> **What the task asks**
Every line in the listing is to be echoed verbatim.

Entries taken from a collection
=-=-=

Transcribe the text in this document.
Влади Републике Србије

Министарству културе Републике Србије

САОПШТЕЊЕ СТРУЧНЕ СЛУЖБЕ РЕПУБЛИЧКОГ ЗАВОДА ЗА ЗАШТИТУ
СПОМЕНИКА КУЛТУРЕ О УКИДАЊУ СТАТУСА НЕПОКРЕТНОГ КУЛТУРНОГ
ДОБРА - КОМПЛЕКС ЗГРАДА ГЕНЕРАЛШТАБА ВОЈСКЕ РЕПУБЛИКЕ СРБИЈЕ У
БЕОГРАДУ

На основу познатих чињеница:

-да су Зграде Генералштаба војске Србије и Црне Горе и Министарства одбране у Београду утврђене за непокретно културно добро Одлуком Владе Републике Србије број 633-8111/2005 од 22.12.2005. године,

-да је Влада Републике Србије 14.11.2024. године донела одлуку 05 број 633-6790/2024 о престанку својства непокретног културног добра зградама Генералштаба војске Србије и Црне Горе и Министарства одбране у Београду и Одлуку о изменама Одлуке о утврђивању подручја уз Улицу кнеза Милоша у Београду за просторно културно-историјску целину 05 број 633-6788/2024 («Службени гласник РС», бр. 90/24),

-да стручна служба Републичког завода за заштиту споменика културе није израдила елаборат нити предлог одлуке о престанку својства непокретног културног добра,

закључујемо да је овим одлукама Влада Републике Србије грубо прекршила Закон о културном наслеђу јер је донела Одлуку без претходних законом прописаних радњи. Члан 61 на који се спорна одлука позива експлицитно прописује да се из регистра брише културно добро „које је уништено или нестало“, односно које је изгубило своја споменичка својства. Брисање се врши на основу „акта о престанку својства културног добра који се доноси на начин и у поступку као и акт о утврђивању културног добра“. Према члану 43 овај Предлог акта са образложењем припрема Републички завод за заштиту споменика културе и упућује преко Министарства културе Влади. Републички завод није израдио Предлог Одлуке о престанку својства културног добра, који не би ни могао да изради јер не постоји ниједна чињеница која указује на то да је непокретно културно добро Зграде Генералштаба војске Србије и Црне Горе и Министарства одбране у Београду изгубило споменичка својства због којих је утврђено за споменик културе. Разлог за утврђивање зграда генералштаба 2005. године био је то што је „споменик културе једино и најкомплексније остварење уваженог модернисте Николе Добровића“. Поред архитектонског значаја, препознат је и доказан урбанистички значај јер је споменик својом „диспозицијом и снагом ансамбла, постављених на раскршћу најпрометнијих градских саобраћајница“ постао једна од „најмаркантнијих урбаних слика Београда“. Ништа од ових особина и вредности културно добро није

=-=-=

> **Task solution**
Transcribe the text in this document.
Влади Републике Србије

Министарству културе Републике Србије

САОПШТЕЊЕ СТРУЧНЕ СЛУЖБЕ РЕПУБЛИЧКОГ ЗАВОДА ЗА ЗАШТИТУ
СПОМЕНИКА КУЛТУРЕ О УКИДАЊУ СТАТУСА НЕПОКРЕТНОГ КУЛТУРНОГ
ДОБРА - КОМПЛЕКС ЗГРАДА ГЕНЕРАЛШТАБА ВОЈСКЕ РЕПУБЛИКЕ СРБИЈЕ У
БЕОГРАДУ

На основу познатих чињеница:

-да су Зграде Генералштаба војске Србије и Црне Горе и Министарства одбране у Београду утврђене за непокретно културно добро Одлуком Владе Републике Србије број 633-8111/2005 од 22.12.2005. године,

-да је Влада Републике Србије 14.11.2024. године донела одлуку 05 број 633-6790/2024 о престанку својства непокретног културног добра зградама Генералштаба војске Србије и Црне Горе и Министарства одбране у Београду и Одлуку о изменама Одлуке о утврђивању подручја уз Улицу кнеза Милоша у Београду за просторно културно-историјску целину 05 број 633-6788/2024 («Службени гласник РС», бр. 90/24),

-да стручна служба Републичког завода за заштиту споменика културе није израдила елаборат нити предлог одлуке о престанку својства непокретног културног добра,

закључујемо да је овим одлукама Влада Републике Србије грубо прекршила Закон о културном наслеђу јер је донела Одлуку без претходних законом прописаних радњи. Члан 61 на који се спорна одлука позива експлицитно прописује да се из регистра брише културно добро „које је уништено или нестало“, односно које је изгубило своја споменичка својства. Брисање се врши на основу „акта о престанку својства културног добра који се доноси на начин и у поступку као и акт о утврђивању културног добра“. Према члану 43 овај Предлог акта са образложењем припрема Републички завод за заштиту споменика културе и упућује преко Министарства културе Влади. Републички завод није израдио Предлог Одлуке о престанку својства културног добра, који не би ни могао да изради јер не постоји ниједна чињеница која указује на то да је непокретно културно добро Зграде Генералштаба војске Србије и Црне Горе и Министарства одбране у Београду изгубило споменичка својства због којих је утврђено за споменик културе. Разлог за утврђивање зграда генералштаба 2005. године био је то што је „споменик културе једино и најкомплексније остварење уваженог модернисте Николе Добровића“. Поред архитектонског значаја, препознат је и доказан урбанистички значај јер је споменик својом „диспозицијом и снагом ансамбла, постављених на раскршћу најпрометнијих градских саобраћајница“ постао једна од „најмаркантнијих урбаних слика Београда“. Ништа од ових особина и вредности културно добро није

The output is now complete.